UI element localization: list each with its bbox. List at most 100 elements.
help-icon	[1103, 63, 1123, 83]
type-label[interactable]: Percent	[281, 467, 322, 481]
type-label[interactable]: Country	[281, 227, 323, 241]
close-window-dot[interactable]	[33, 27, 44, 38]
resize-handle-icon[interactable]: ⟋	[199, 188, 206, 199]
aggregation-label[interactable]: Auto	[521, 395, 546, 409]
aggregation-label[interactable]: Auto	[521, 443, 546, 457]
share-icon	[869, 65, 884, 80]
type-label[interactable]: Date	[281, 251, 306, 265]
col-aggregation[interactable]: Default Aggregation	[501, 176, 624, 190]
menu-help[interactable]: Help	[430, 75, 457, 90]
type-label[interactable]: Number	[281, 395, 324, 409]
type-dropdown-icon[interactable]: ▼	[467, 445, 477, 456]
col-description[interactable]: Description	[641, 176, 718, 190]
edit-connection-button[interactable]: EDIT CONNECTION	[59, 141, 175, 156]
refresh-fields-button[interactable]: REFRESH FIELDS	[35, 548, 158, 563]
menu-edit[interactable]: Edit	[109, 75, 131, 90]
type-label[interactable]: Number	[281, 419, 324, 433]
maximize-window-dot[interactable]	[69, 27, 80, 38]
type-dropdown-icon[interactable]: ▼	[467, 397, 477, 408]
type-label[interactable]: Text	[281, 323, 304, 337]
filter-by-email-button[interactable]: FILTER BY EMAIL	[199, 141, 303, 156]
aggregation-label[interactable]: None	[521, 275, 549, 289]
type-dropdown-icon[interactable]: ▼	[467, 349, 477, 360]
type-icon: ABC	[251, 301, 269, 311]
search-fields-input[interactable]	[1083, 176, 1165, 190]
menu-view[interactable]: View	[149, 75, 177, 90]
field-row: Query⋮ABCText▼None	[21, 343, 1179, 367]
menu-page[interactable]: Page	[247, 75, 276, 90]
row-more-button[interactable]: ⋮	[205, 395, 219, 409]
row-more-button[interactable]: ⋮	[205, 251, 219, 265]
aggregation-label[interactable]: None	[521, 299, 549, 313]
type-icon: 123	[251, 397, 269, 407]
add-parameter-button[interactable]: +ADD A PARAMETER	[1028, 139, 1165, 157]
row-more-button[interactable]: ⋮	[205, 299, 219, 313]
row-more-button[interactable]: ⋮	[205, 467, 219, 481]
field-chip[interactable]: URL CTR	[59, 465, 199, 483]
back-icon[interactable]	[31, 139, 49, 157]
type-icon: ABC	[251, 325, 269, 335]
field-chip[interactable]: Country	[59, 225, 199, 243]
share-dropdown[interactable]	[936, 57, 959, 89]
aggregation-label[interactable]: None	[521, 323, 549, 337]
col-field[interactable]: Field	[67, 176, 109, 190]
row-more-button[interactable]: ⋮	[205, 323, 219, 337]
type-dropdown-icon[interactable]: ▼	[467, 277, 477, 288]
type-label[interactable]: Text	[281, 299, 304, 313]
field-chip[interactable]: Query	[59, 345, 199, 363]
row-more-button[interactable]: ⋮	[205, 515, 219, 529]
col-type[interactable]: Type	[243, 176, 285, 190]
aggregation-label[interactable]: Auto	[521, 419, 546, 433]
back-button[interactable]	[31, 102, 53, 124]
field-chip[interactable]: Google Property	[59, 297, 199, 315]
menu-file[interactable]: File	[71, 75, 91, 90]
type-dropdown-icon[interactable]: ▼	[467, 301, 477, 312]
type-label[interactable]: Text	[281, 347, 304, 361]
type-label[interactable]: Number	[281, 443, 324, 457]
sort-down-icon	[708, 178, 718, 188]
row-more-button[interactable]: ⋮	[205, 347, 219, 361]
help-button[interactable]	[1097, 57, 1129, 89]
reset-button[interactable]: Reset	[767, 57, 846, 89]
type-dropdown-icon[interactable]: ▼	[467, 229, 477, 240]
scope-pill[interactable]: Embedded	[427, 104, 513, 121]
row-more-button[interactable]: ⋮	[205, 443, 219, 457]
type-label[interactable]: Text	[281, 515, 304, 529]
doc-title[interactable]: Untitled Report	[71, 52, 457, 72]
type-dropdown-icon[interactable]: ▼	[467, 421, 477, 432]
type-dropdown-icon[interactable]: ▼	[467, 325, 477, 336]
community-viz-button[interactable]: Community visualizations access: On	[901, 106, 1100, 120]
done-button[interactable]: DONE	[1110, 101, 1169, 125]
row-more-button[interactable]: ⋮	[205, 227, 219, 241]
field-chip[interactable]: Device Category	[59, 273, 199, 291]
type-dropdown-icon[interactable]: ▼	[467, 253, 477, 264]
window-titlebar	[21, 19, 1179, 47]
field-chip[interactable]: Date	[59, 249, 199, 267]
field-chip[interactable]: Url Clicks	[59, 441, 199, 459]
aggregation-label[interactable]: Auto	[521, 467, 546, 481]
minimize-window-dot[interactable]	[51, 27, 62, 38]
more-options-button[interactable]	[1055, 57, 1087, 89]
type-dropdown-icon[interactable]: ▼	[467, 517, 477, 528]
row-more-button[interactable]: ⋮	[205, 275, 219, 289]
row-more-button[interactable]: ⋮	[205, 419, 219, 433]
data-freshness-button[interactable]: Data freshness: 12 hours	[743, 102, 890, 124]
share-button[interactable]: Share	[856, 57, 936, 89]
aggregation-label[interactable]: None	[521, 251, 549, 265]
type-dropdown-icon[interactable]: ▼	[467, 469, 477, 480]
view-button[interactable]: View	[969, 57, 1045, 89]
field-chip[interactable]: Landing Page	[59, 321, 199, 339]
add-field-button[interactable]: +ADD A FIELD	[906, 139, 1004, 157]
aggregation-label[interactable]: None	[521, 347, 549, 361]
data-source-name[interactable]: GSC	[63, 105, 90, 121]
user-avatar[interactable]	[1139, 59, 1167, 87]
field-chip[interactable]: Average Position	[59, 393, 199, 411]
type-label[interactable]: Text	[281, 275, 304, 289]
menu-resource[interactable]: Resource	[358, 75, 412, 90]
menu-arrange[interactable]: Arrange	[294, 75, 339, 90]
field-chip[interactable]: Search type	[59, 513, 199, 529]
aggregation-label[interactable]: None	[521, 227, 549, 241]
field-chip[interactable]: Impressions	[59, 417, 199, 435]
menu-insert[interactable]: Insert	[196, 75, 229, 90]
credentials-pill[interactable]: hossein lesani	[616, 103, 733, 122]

◇ ◇ ◇ ◇ ◇

*WHAT IS EXPECTED:* Copy all of the data above line for line, with every character unchanged.

*SOLUTION:*
UI element localization: list each with its bbox. List at most 100 elements.
help-icon	[1103, 63, 1123, 83]
type-label[interactable]: Percent	[281, 467, 322, 481]
type-label[interactable]: Country	[281, 227, 323, 241]
close-window-dot[interactable]	[33, 27, 44, 38]
resize-handle-icon[interactable]: ⟋	[199, 188, 206, 199]
aggregation-label[interactable]: Auto	[521, 395, 546, 409]
aggregation-label[interactable]: Auto	[521, 443, 546, 457]
share-icon	[869, 65, 884, 80]
type-label[interactable]: Date	[281, 251, 306, 265]
col-aggregation[interactable]: Default Aggregation	[501, 176, 624, 190]
menu-help[interactable]: Help	[430, 75, 457, 90]
type-label[interactable]: Number	[281, 395, 324, 409]
type-dropdown-icon[interactable]: ▼	[467, 445, 477, 456]
col-description[interactable]: Description	[641, 176, 718, 190]
edit-connection-button[interactable]: EDIT CONNECTION	[59, 141, 175, 156]
refresh-fields-button[interactable]: REFRESH FIELDS	[35, 548, 158, 563]
menu-edit[interactable]: Edit	[109, 75, 131, 90]
type-label[interactable]: Number	[281, 419, 324, 433]
maximize-window-dot[interactable]	[69, 27, 80, 38]
type-dropdown-icon[interactable]: ▼	[467, 397, 477, 408]
type-label[interactable]: Text	[281, 323, 304, 337]
filter-by-email-button[interactable]: FILTER BY EMAIL	[199, 141, 303, 156]
aggregation-label[interactable]: None	[521, 275, 549, 289]
type-dropdown-icon[interactable]: ▼	[467, 349, 477, 360]
type-icon: ABC	[251, 301, 269, 311]
search-fields-input[interactable]	[1083, 176, 1165, 190]
menu-view[interactable]: View	[149, 75, 177, 90]
field-row: Query⋮ABCText▼None	[21, 343, 1179, 367]
menu-page[interactable]: Page	[247, 75, 276, 90]
row-more-button[interactable]: ⋮	[205, 395, 219, 409]
row-more-button[interactable]: ⋮	[205, 251, 219, 265]
aggregation-label[interactable]: None	[521, 299, 549, 313]
type-icon: 123	[251, 397, 269, 407]
add-parameter-button[interactable]: +ADD A PARAMETER	[1028, 139, 1165, 157]
row-more-button[interactable]: ⋮	[205, 299, 219, 313]
row-more-button[interactable]: ⋮	[205, 467, 219, 481]
field-chip[interactable]: URL CTR	[59, 465, 199, 483]
back-icon[interactable]	[31, 139, 49, 157]
type-icon: ABC	[251, 325, 269, 335]
field-chip[interactable]: Country	[59, 225, 199, 243]
share-dropdown[interactable]	[936, 57, 959, 89]
aggregation-label[interactable]: None	[521, 323, 549, 337]
col-field[interactable]: Field	[67, 176, 109, 190]
row-more-button[interactable]: ⋮	[205, 323, 219, 337]
type-dropdown-icon[interactable]: ▼	[467, 277, 477, 288]
type-label[interactable]: Text	[281, 299, 304, 313]
field-chip[interactable]: Query	[59, 345, 199, 363]
row-more-button[interactable]: ⋮	[205, 515, 219, 529]
col-type[interactable]: Type	[243, 176, 285, 190]
aggregation-label[interactable]: Auto	[521, 419, 546, 433]
back-button[interactable]	[31, 102, 53, 124]
field-chip[interactable]: Google Property	[59, 297, 199, 315]
menu-file[interactable]: File	[71, 75, 91, 90]
type-dropdown-icon[interactable]: ▼	[467, 301, 477, 312]
type-label[interactable]: Text	[281, 347, 304, 361]
type-label[interactable]: Number	[281, 443, 324, 457]
sort-down-icon	[708, 178, 718, 188]
row-more-button[interactable]: ⋮	[205, 347, 219, 361]
help-button[interactable]	[1097, 57, 1129, 89]
reset-button[interactable]: Reset	[767, 57, 846, 89]
type-dropdown-icon[interactable]: ▼	[467, 229, 477, 240]
scope-pill[interactable]: Embedded	[427, 104, 513, 121]
row-more-button[interactable]: ⋮	[205, 443, 219, 457]
type-label[interactable]: Text	[281, 515, 304, 529]
doc-title[interactable]: Untitled Report	[71, 52, 457, 72]
type-dropdown-icon[interactable]: ▼	[467, 421, 477, 432]
type-dropdown-icon[interactable]: ▼	[467, 325, 477, 336]
community-viz-button[interactable]: Community visualizations access: On	[901, 106, 1100, 120]
done-button[interactable]: DONE	[1110, 101, 1169, 125]
row-more-button[interactable]: ⋮	[205, 227, 219, 241]
field-chip[interactable]: Device Category	[59, 273, 199, 291]
type-dropdown-icon[interactable]: ▼	[467, 253, 477, 264]
window-titlebar	[21, 19, 1179, 47]
field-chip[interactable]: Date	[59, 249, 199, 267]
field-chip[interactable]: Url Clicks	[59, 441, 199, 459]
aggregation-label[interactable]: Auto	[521, 467, 546, 481]
minimize-window-dot[interactable]	[51, 27, 62, 38]
more-options-button[interactable]	[1055, 57, 1087, 89]
type-dropdown-icon[interactable]: ▼	[467, 517, 477, 528]
row-more-button[interactable]: ⋮	[205, 275, 219, 289]
row-more-button[interactable]: ⋮	[205, 419, 219, 433]
data-freshness-button[interactable]: Data freshness: 12 hours	[743, 102, 890, 124]
share-button[interactable]: Share	[856, 57, 936, 89]
aggregation-label[interactable]: None	[521, 251, 549, 265]
type-dropdown-icon[interactable]: ▼	[467, 469, 477, 480]
view-button[interactable]: View	[969, 57, 1045, 89]
field-chip[interactable]: Landing Page	[59, 321, 199, 339]
add-field-button[interactable]: +ADD A FIELD	[906, 139, 1004, 157]
aggregation-label[interactable]: None	[521, 347, 549, 361]
data-source-name[interactable]: GSC	[63, 105, 90, 121]
user-avatar[interactable]	[1139, 59, 1167, 87]
field-chip[interactable]: Average Position	[59, 393, 199, 411]
type-label[interactable]: Text	[281, 275, 304, 289]
menu-resource[interactable]: Resource	[358, 75, 412, 90]
menu-arrange[interactable]: Arrange	[294, 75, 339, 90]
field-chip[interactable]: Search type	[59, 513, 199, 529]
aggregation-label[interactable]: None	[521, 227, 549, 241]
field-chip[interactable]: Impressions	[59, 417, 199, 435]
menu-insert[interactable]: Insert	[196, 75, 229, 90]
credentials-pill[interactable]: hossein lesani	[616, 103, 733, 122]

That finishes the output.